▶ TASK DIRECTIONS
Copy every line in the records below that contains the word "color".

Items listed in a dataset:
*-*-*

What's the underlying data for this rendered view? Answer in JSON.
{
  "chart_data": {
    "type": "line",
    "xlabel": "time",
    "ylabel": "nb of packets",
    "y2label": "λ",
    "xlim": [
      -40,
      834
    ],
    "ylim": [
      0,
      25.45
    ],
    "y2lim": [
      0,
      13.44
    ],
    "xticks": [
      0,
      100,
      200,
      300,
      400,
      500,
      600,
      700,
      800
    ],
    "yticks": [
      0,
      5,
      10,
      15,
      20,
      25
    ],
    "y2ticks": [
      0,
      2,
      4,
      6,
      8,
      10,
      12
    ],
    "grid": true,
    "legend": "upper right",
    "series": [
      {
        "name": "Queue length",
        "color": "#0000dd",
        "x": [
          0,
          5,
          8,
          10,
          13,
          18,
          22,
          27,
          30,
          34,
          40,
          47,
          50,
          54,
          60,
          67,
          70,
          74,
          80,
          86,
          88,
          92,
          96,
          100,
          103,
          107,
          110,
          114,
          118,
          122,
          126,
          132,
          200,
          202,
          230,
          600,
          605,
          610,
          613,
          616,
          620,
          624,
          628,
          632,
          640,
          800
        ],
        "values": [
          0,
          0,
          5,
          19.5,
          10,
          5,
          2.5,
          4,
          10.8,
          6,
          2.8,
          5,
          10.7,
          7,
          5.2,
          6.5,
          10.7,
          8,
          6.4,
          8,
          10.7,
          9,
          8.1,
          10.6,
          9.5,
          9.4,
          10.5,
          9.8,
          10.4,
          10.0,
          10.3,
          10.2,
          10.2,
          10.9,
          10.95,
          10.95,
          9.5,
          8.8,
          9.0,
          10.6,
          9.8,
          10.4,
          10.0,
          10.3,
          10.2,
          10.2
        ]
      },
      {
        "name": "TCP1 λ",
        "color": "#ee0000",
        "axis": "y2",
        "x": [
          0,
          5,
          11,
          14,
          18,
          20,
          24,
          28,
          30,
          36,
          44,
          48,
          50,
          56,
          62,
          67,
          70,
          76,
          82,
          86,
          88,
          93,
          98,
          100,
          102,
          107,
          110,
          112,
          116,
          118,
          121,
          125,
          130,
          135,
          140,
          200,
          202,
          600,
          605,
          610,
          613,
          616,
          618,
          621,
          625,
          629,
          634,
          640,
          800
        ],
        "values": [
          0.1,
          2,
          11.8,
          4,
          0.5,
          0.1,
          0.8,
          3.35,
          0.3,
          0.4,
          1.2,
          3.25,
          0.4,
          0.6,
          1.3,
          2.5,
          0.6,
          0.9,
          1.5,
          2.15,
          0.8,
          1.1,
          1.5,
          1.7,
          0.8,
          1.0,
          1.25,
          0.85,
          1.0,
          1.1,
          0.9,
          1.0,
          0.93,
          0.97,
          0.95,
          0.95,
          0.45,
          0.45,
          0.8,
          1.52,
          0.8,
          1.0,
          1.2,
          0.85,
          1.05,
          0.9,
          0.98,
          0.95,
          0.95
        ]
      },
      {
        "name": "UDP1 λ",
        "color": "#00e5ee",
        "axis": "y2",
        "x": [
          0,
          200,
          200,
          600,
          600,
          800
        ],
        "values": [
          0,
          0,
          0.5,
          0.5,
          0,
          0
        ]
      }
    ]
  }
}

*-*-*

▶ FULL OUTPUT
        "color": "#0000dd",
        "color": "#ee0000",
        "color": "#00e5ee",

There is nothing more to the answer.